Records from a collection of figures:
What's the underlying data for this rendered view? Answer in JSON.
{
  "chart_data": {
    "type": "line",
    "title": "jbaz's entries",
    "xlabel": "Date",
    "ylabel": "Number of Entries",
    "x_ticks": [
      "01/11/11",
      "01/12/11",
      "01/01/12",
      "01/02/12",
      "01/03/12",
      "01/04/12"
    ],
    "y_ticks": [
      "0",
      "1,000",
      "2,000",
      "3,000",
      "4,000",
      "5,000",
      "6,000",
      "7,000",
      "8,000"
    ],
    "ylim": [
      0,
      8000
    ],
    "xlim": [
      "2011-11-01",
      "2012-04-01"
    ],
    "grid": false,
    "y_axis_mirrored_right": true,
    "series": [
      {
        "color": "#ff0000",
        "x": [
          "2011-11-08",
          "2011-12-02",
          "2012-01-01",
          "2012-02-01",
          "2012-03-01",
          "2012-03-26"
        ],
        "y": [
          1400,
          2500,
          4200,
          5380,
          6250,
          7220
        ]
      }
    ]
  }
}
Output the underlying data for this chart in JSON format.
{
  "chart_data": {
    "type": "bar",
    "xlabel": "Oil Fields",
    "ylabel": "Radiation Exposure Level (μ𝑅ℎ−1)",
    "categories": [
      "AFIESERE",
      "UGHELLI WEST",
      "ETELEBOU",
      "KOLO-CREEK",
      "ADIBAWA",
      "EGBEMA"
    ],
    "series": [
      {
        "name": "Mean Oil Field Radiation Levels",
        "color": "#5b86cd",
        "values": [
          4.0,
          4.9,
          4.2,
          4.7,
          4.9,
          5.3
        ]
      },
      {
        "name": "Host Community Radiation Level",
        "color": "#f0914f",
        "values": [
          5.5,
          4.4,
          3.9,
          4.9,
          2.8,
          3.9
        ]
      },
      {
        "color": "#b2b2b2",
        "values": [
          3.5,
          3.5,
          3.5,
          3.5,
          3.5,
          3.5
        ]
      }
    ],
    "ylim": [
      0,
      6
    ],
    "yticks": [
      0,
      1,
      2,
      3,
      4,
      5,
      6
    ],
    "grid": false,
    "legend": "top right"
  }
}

Your objective – Copy out every entry again, exactly as it was given.

Output for this task –
What's the underlying data for this rendered view? Answer in JSON.
{
  "chart_data": {
    "type": "line",
    "title": "jbaz's entries",
    "xlabel": "Date",
    "ylabel": "Number of Entries",
    "x_ticks": [
      "01/11/11",
      "01/12/11",
      "01/01/12",
      "01/02/12",
      "01/03/12",
      "01/04/12"
    ],
    "y_ticks": [
      "0",
      "1,000",
      "2,000",
      "3,000",
      "4,000",
      "5,000",
      "6,000",
      "7,000",
      "8,000"
    ],
    "ylim": [
      0,
      8000
    ],
    "xlim": [
      "2011-11-01",
      "2012-04-01"
    ],
    "grid": false,
    "y_axis_mirrored_right": true,
    "series": [
      {
        "color": "#ff0000",
        "x": [
          "2011-11-08",
          "2011-12-02",
          "2012-01-01",
          "2012-02-01",
          "2012-03-01",
          "2012-03-26"
        ],
        "y": [
          1400,
          2500,
          4200,
          5380,
          6250,
          7220
        ]
      }
    ]
  }
}
Output the underlying data for this chart in JSON format.
{
  "chart_data": {
    "type": "bar",
    "xlabel": "Oil Fields",
    "ylabel": "Radiation Exposure Level (μ𝑅ℎ−1)",
    "categories": [
      "AFIESERE",
      "UGHELLI WEST",
      "ETELEBOU",
      "KOLO-CREEK",
      "ADIBAWA",
      "EGBEMA"
    ],
    "series": [
      {
        "name": "Mean Oil Field Radiation Levels",
        "color": "#5b86cd",
        "values": [
          4.0,
          4.9,
          4.2,
          4.7,
          4.9,
          5.3
        ]
      },
      {
        "name": "Host Community Radiation Level",
        "color": "#f0914f",
        "values": [
          5.5,
          4.4,
          3.9,
          4.9,
          2.8,
          3.9
        ]
      },
      {
        "color": "#b2b2b2",
        "values": [
          3.5,
          3.5,
          3.5,
          3.5,
          3.5,
          3.5
        ]
      }
    ],
    "ylim": [
      0,
      6
    ],
    "yticks": [
      0,
      1,
      2,
      3,
      4,
      5,
      6
    ],
    "grid": false,
    "legend": "top right"
  }
}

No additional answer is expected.